▶ _Your task_:
State the number of lines that contain the word "ciudad", and add nothing else.

▶ _Records for this exercise_:
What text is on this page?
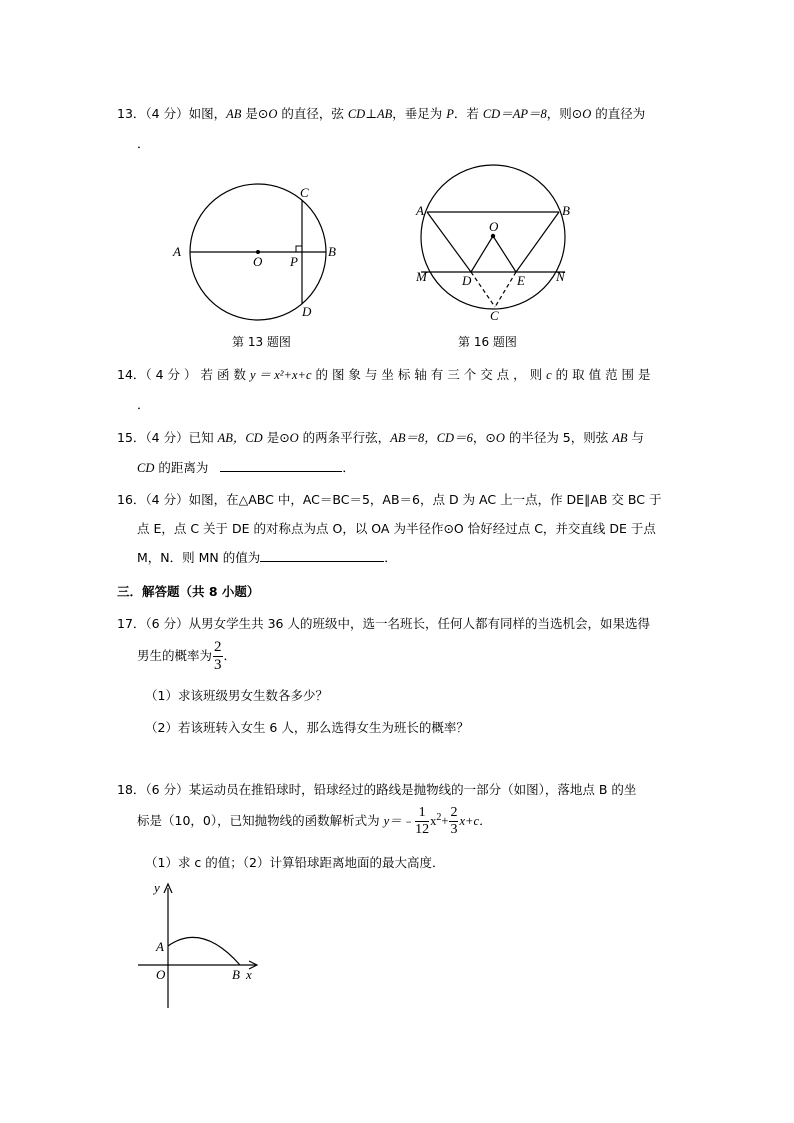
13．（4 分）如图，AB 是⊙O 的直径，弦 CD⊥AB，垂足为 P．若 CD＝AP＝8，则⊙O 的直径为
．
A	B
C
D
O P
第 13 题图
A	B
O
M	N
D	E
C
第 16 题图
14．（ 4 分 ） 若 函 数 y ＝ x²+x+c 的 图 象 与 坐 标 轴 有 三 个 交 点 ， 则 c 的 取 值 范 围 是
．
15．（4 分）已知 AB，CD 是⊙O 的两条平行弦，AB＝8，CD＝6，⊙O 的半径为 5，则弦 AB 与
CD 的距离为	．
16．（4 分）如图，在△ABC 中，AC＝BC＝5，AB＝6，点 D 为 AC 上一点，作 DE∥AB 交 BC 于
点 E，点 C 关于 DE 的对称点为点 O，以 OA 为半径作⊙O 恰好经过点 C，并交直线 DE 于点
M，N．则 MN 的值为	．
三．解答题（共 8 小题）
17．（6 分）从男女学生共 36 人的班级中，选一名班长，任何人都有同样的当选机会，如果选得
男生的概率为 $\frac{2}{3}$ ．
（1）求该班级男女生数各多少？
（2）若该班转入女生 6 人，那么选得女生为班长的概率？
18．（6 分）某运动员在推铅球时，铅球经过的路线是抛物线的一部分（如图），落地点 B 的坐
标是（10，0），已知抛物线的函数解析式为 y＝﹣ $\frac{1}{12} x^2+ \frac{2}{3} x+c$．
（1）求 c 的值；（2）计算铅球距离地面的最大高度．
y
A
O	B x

...

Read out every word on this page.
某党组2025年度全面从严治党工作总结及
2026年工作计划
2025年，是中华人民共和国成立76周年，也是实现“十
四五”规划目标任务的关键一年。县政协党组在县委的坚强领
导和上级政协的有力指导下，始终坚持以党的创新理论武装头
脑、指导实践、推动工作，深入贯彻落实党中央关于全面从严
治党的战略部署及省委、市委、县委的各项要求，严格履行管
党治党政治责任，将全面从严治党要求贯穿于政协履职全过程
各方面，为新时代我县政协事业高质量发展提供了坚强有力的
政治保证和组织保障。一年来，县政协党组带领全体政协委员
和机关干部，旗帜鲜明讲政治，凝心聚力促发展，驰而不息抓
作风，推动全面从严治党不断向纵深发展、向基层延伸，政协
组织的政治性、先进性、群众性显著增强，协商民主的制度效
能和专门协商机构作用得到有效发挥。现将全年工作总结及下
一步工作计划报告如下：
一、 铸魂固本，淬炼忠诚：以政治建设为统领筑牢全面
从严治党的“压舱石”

==

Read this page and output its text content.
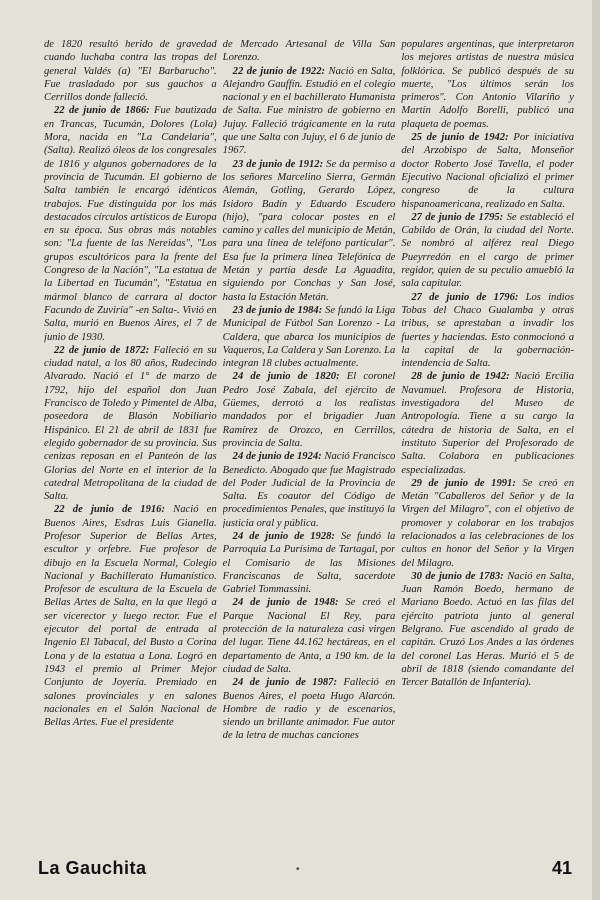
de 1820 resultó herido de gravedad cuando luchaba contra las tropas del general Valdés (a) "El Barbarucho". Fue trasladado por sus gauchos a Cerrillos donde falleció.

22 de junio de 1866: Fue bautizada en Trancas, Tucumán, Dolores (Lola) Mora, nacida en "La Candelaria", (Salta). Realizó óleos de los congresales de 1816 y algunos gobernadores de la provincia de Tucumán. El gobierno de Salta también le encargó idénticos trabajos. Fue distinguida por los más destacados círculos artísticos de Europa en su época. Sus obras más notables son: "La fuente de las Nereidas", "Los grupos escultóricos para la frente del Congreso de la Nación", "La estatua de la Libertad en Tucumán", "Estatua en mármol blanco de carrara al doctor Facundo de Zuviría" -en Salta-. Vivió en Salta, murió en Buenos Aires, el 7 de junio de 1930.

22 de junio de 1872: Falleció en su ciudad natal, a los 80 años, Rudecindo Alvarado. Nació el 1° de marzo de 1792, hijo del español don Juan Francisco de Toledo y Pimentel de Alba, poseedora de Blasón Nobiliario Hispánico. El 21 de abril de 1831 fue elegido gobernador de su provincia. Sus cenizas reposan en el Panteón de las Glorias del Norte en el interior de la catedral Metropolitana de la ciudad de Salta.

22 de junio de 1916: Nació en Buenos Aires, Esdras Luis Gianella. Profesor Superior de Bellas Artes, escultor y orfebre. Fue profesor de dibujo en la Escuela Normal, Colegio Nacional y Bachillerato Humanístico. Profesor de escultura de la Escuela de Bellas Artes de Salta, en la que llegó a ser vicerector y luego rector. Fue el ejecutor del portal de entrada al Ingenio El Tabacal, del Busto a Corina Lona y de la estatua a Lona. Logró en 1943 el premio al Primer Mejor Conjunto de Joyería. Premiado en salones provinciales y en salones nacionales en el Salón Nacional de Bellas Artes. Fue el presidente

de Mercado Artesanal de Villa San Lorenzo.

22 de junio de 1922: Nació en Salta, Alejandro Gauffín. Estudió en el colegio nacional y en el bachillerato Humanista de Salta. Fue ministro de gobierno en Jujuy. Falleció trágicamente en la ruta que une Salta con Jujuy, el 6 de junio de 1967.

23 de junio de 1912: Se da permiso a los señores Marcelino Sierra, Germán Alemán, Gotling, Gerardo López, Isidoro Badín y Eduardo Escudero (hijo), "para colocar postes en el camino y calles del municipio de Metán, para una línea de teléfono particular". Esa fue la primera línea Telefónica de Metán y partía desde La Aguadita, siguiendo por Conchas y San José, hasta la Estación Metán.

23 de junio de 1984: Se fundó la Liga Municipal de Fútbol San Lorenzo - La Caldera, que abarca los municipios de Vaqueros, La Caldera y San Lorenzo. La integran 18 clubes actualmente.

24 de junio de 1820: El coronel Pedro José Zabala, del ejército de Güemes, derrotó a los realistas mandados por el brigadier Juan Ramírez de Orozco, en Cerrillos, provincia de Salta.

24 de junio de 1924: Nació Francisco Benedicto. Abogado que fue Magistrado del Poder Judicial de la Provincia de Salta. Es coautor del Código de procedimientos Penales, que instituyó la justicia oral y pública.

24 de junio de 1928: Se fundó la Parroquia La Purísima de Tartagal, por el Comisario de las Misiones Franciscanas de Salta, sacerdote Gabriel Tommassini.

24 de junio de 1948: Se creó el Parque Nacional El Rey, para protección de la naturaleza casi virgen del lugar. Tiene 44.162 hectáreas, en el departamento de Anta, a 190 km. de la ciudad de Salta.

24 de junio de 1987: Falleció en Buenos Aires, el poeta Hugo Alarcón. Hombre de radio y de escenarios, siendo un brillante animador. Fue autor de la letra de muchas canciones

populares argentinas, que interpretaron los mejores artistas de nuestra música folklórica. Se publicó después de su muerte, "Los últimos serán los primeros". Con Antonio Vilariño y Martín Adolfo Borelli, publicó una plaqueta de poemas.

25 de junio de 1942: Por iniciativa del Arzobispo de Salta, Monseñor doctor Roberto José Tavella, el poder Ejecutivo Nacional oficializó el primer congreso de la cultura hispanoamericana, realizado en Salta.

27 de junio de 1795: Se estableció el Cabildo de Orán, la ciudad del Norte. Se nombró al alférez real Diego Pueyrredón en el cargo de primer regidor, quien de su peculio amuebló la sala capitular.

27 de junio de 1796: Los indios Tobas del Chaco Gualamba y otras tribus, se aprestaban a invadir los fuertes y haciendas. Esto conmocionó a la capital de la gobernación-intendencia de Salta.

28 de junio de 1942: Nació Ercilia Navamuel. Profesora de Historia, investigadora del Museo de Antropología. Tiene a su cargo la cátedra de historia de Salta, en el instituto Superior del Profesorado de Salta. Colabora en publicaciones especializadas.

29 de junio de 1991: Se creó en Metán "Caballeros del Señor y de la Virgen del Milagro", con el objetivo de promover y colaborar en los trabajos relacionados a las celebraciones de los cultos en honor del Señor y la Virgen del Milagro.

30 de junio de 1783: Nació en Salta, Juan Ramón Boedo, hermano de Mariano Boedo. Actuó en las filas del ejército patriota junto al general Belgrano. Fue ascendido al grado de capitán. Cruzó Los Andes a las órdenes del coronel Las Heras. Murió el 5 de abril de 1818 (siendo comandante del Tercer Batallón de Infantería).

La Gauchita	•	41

▶ _Written answer_:
3